Exercise goal - Without the pictures, set down the records below word for word.

Records shown -
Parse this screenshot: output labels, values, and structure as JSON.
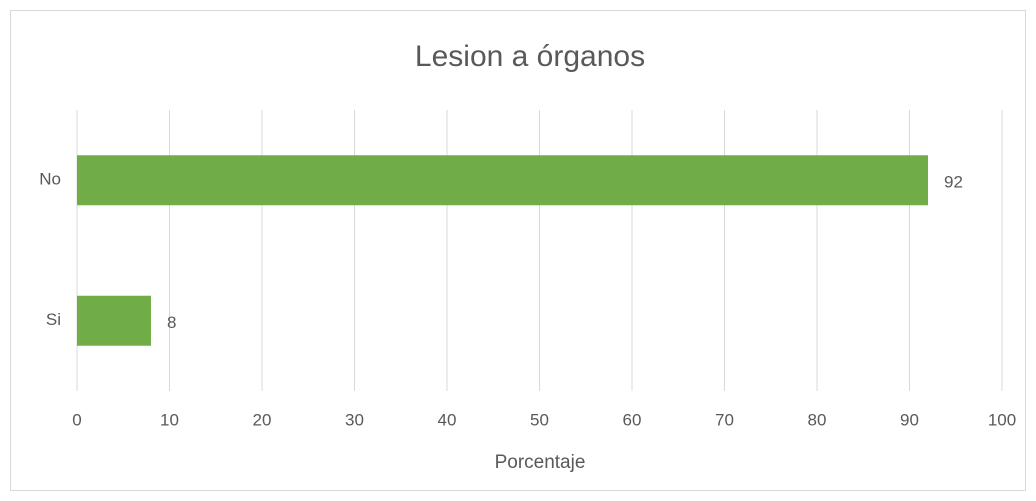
{
  "chart_data": {
    "type": "bar",
    "orientation": "horizontal",
    "title": "Lesion a órganos",
    "x_label": "Porcentaje",
    "categories": [
      "No",
      "Si"
    ],
    "values": [
      92,
      8
    ],
    "color": "#70ad47",
    "xlim": [
      0,
      100
    ],
    "xticks": [
      0,
      10,
      20,
      30,
      40,
      50,
      60,
      70,
      80,
      90,
      100
    ],
    "grid": true
  }
}
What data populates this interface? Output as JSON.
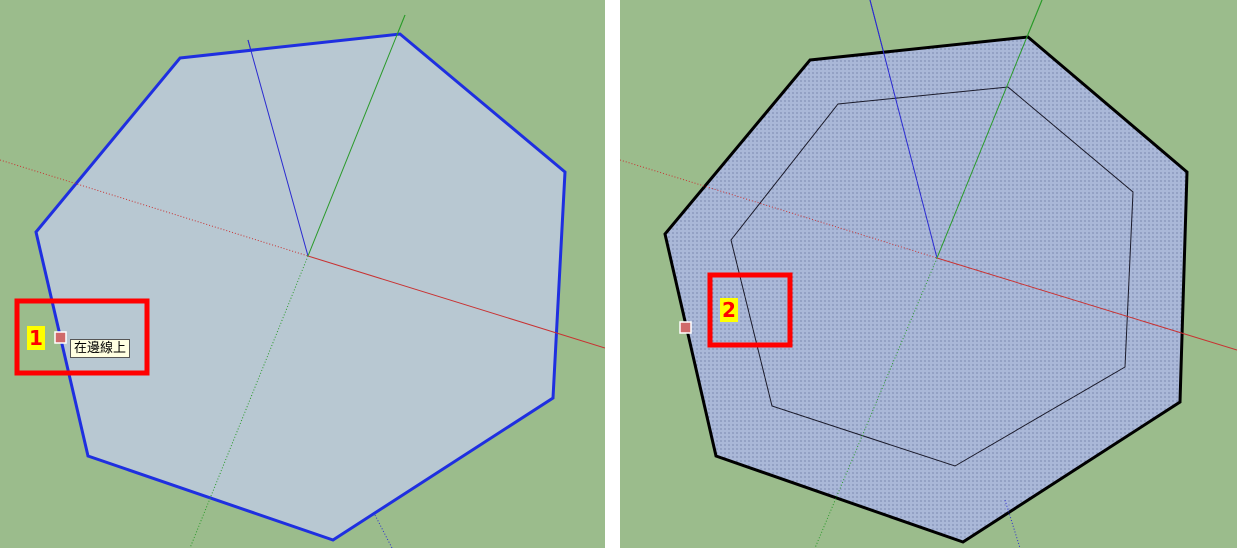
{
  "colors": {
    "ground": "#9bbc8c",
    "face_fill": "#b8c8d2",
    "face_fill_selected": "#aab8d8",
    "selected_edge": "#1f2fe0",
    "edge": "#000000",
    "axis_red": "#c83232",
    "axis_green": "#2a9a2a",
    "axis_blue": "#2a2ad0",
    "highlight_box": "#ff0000",
    "step_label_bg": "#ffff00",
    "step_label_text": "#ff0000",
    "tooltip_bg": "#ffffe1",
    "inference_marker": "#d06a6a"
  },
  "panels": [
    {
      "id": "left",
      "step_label": "1",
      "tooltip": "在邊線上",
      "inference_icon": "on-edge-marker-icon",
      "state": "polygon edge selected"
    },
    {
      "id": "right",
      "step_label": "2",
      "inference_icon": "on-edge-marker-icon",
      "state": "offset polygon created, face selected"
    }
  ]
}
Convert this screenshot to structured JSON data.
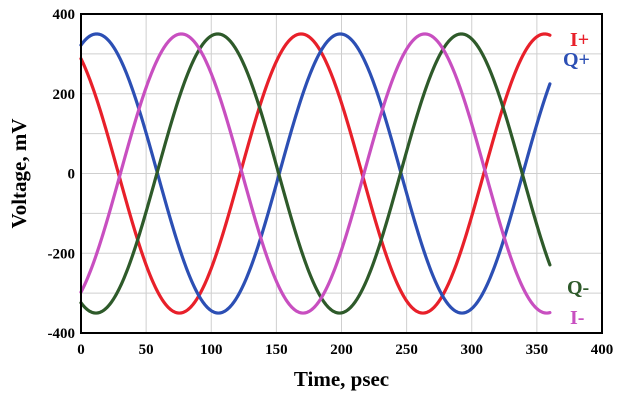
{
  "chart_data": {
    "type": "line",
    "xlabel": "Time, psec",
    "ylabel": "Voltage, mV",
    "xlim": [
      0,
      400
    ],
    "ylim": [
      -400,
      400
    ],
    "xticks": [
      0,
      50,
      100,
      150,
      200,
      250,
      300,
      350,
      400
    ],
    "yticks": [
      -400,
      -200,
      0,
      200,
      400
    ],
    "xtick_labels": [
      "0",
      "50",
      "100",
      "150",
      "200",
      "250",
      "300",
      "350",
      "400"
    ],
    "ytick_labels": [
      "-400",
      "-200",
      "0",
      "200",
      "400"
    ],
    "grid": true,
    "legend": "inline labels at right end of each series",
    "series": [
      {
        "name": "I+",
        "color": "#e8202a",
        "amplitude": 350,
        "period_ps": 187,
        "peak_times_ps": [
          -18,
          170,
          357
        ],
        "x_end": 360
      },
      {
        "name": "Q+",
        "color": "#2c4fb4",
        "amplitude": 350,
        "period_ps": 187,
        "peak_times_ps": [
          12,
          197,
          383
        ],
        "x_end": 360
      },
      {
        "name": "Q-",
        "color": "#2e5a2a",
        "amplitude": 350,
        "period_ps": 187,
        "peak_times_ps": [
          105,
          290
        ],
        "x_end": 360
      },
      {
        "name": "I-",
        "color": "#c84fc0",
        "amplitude": 350,
        "period_ps": 187,
        "peak_times_ps": [
          77,
          262
        ],
        "x_end": 360
      }
    ]
  }
}
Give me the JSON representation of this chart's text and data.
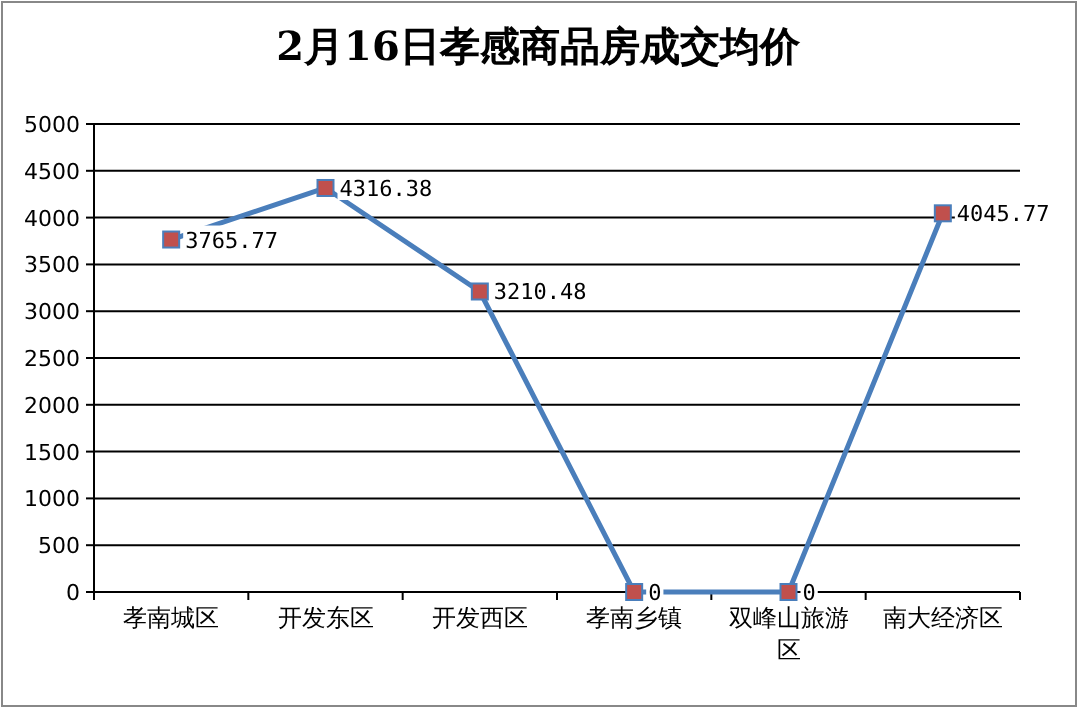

Output for this exercise -
Parse this screenshot: output labels, values, and structure as JSON.
{
  "chart_data": {
    "type": "bar",
    "orientation": "horizontal",
    "title": "Lesion a órganos",
    "x_label": "Porcentaje",
    "categories": [
      "No",
      "Si"
    ],
    "values": [
      92,
      8
    ],
    "color": "#70ad47",
    "xlim": [
      0,
      100
    ],
    "xticks": [
      0,
      10,
      20,
      30,
      40,
      50,
      60,
      70,
      80,
      90,
      100
    ],
    "grid": true
  }
}
What data populates this interface? Output as JSON.
{
  "colors": {
    "ground": "#9bbc8c",
    "face_fill": "#b8c8d2",
    "face_fill_selected": "#aab8d8",
    "selected_edge": "#1f2fe0",
    "edge": "#000000",
    "axis_red": "#c83232",
    "axis_green": "#2a9a2a",
    "axis_blue": "#2a2ad0",
    "highlight_box": "#ff0000",
    "step_label_bg": "#ffff00",
    "step_label_text": "#ff0000",
    "tooltip_bg": "#ffffe1",
    "inference_marker": "#d06a6a"
  },
  "panels": [
    {
      "id": "left",
      "step_label": "1",
      "tooltip": "在邊線上",
      "inference_icon": "on-edge-marker-icon",
      "state": "polygon edge selected"
    },
    {
      "id": "right",
      "step_label": "2",
      "inference_icon": "on-edge-marker-icon",
      "state": "offset polygon created, face selected"
    }
  ]
}
Convert this screenshot to structured JSON data.
{
  "chart_data": {
    "type": "line",
    "xlabel": "Time, psec",
    "ylabel": "Voltage, mV",
    "xlim": [
      0,
      400
    ],
    "ylim": [
      -400,
      400
    ],
    "xticks": [
      0,
      50,
      100,
      150,
      200,
      250,
      300,
      350,
      400
    ],
    "yticks": [
      -400,
      -200,
      0,
      200,
      400
    ],
    "xtick_labels": [
      "0",
      "50",
      "100",
      "150",
      "200",
      "250",
      "300",
      "350",
      "400"
    ],
    "ytick_labels": [
      "-400",
      "-200",
      "0",
      "200",
      "400"
    ],
    "grid": true,
    "legend": "inline labels at right end of each series",
    "series": [
      {
        "name": "I+",
        "color": "#e8202a",
        "amplitude": 350,
        "period_ps": 187,
        "peak_times_ps": [
          -18,
          170,
          357
        ],
        "x_end": 360
      },
      {
        "name": "Q+",
        "color": "#2c4fb4",
        "amplitude": 350,
        "period_ps": 187,
        "peak_times_ps": [
          12,
          197,
          383
        ],
        "x_end": 360
      },
      {
        "name": "Q-",
        "color": "#2e5a2a",
        "amplitude": 350,
        "period_ps": 187,
        "peak_times_ps": [
          105,
          290
        ],
        "x_end": 360
      },
      {
        "name": "I-",
        "color": "#c84fc0",
        "amplitude": 350,
        "period_ps": 187,
        "peak_times_ps": [
          77,
          262
        ],
        "x_end": 360
      }
    ]
  }
}
Give me the JSON representation of this chart's text and data.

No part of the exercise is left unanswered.